MATERIAL FOR THE TASK:

+++

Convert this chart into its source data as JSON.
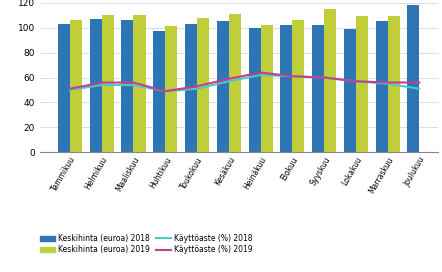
{
  "months": [
    "Tammikuu",
    "Helmikuu",
    "Maaliskuu",
    "Huhtikuu",
    "Toukokuu",
    "Kesäkuu",
    "Heinäkuu",
    "Elokuu",
    "Syyskuu",
    "Lokakuu",
    "Marraskuu",
    "Joulukuu"
  ],
  "keskihinta_2018": [
    103,
    107,
    106,
    97,
    103,
    105,
    100,
    102,
    102,
    99,
    105,
    118
  ],
  "keskihinta_2019": [
    106,
    110,
    110,
    101,
    108,
    111,
    102,
    106,
    115,
    109,
    109,
    0
  ],
  "kayttoaste_2018": [
    50,
    54,
    54,
    49,
    51,
    57,
    62,
    61,
    60,
    57,
    55,
    51
  ],
  "kayttoaste_2019": [
    51,
    56,
    56,
    49,
    53,
    59,
    64,
    61,
    60,
    57,
    56,
    56
  ],
  "color_2018": "#2E75B6",
  "color_2019": "#BFCE3A",
  "color_line_2018": "#4EC9C0",
  "color_line_2019": "#C43E8E",
  "ylim": [
    0,
    120
  ],
  "yticks": [
    0,
    20,
    40,
    60,
    80,
    100,
    120
  ],
  "legend": [
    "Keskihinta (euroa) 2018",
    "Keskihinta (euroa) 2019",
    "Käyttöaste (%) 2018",
    "Käyttöaste (%) 2019"
  ]
}
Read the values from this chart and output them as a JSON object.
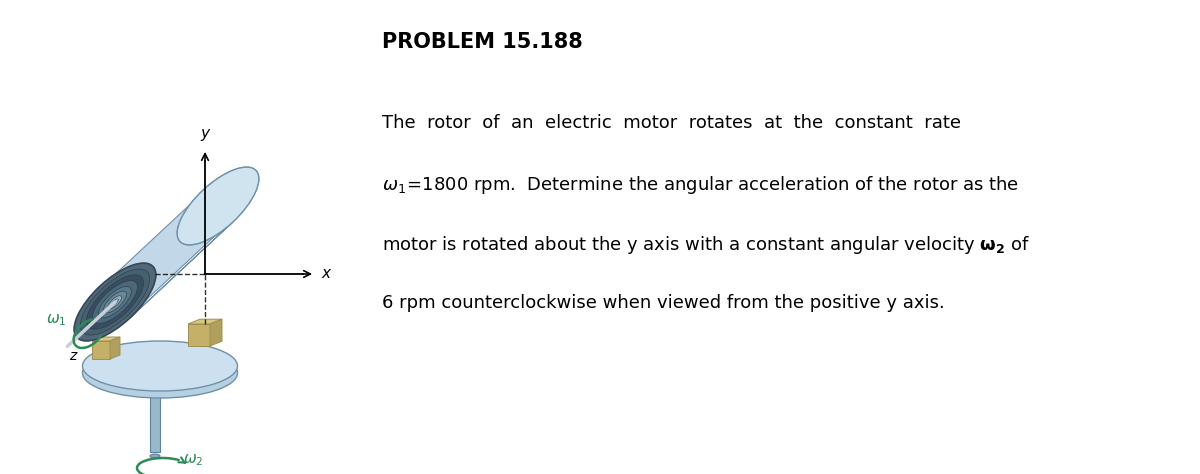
{
  "title": "PROBLEM 15.188",
  "line1": "The  rotor  of  an  electric  motor  rotates  at  the  constant  rate",
  "line2_a": "ω",
  "line2_b": " =1800 rpm.  Determine the angular acceleration of the rotor as the",
  "line3": "motor is rotated about the y axis with a constant angular velocity ω",
  "line3_bold_omega": "ω₂",
  "line3_suffix": " of",
  "line4": "6 rpm counterclockwise when viewed from the positive y axis.",
  "bg_color": "#ffffff",
  "text_color": "#000000",
  "title_fontsize": 15,
  "body_fontsize": 13,
  "omega_color": "#2d8a57",
  "motor_light": "#c2d8e8",
  "motor_mid": "#a0bdd0",
  "motor_dark": "#7090a8",
  "motor_face_dark": "#4a6070",
  "motor_inner": "#384858",
  "base_color": "#b5d0e2",
  "shaft_color": "#98b8cc",
  "block_color": "#c4b068",
  "block_edge": "#a09050"
}
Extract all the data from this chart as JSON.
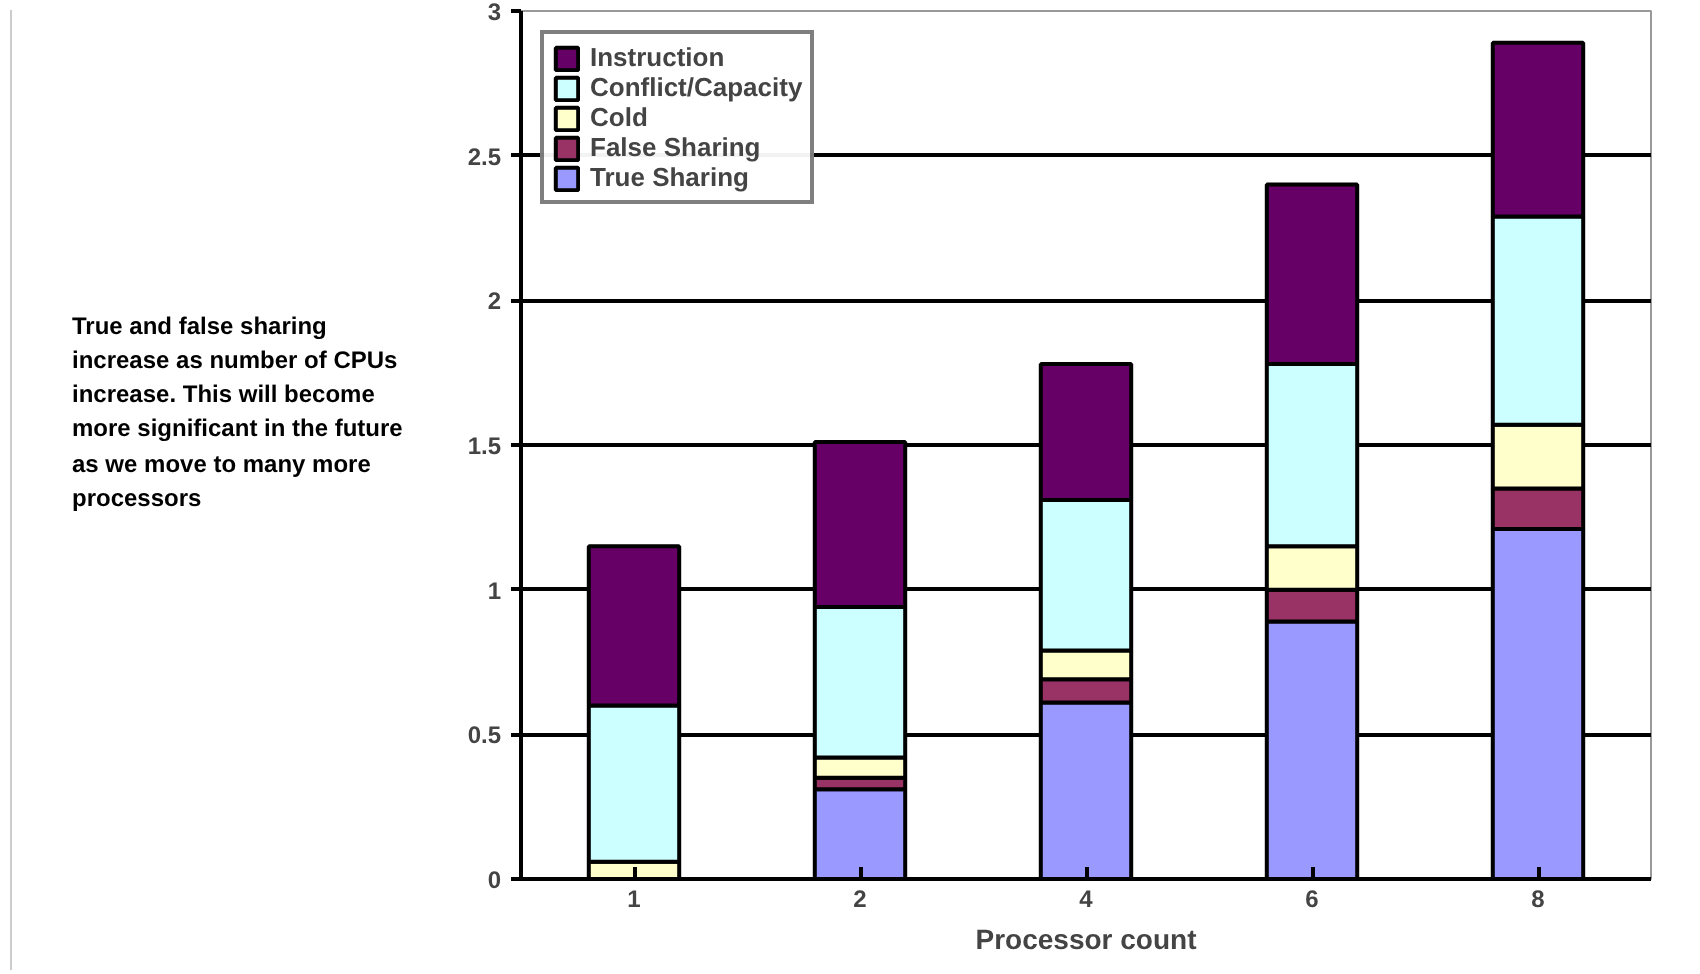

+++

GOAL OF THE EXERCISE: Return every line holding the word "this" from the records.

THE SOLUTION:
Convert this chart into its source data as JSON.
Read the values from this chart and output them as a JSON object.
Extract all the data from this chart as JSON.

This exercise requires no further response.